OBJECTIVE
Output every entry exactly as written.

Figure record listings
-----

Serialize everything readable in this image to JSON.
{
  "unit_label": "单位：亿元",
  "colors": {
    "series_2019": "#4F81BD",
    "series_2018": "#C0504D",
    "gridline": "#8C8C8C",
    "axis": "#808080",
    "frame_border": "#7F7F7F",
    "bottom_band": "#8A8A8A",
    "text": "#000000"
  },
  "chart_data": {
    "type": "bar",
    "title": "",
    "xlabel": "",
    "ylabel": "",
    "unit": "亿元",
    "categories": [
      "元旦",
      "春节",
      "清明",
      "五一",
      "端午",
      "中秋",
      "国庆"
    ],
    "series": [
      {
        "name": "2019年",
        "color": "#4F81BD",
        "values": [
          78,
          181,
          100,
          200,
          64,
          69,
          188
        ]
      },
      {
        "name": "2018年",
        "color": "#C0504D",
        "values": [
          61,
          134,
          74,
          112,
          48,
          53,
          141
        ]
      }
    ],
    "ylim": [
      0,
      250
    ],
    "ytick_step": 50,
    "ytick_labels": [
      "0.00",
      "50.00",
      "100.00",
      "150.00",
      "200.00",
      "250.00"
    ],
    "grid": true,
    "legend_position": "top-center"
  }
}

-----

RESULT BELOW
Serialize everything readable in this image to JSON.
{
  "unit_label": "单位：亿元",
  "colors": {
    "series_2019": "#4F81BD",
    "series_2018": "#C0504D",
    "gridline": "#8C8C8C",
    "axis": "#808080",
    "frame_border": "#7F7F7F",
    "bottom_band": "#8A8A8A",
    "text": "#000000"
  },
  "chart_data": {
    "type": "bar",
    "title": "",
    "xlabel": "",
    "ylabel": "",
    "unit": "亿元",
    "categories": [
      "元旦",
      "春节",
      "清明",
      "五一",
      "端午",
      "中秋",
      "国庆"
    ],
    "series": [
      {
        "name": "2019年",
        "color": "#4F81BD",
        "values": [
          78,
          181,
          100,
          200,
          64,
          69,
          188
        ]
      },
      {
        "name": "2018年",
        "color": "#C0504D",
        "values": [
          61,
          134,
          74,
          112,
          48,
          53,
          141
        ]
      }
    ],
    "ylim": [
      0,
      250
    ],
    "ytick_step": 50,
    "ytick_labels": [
      "0.00",
      "50.00",
      "100.00",
      "150.00",
      "200.00",
      "250.00"
    ],
    "grid": true,
    "legend_position": "top-center"
  }
}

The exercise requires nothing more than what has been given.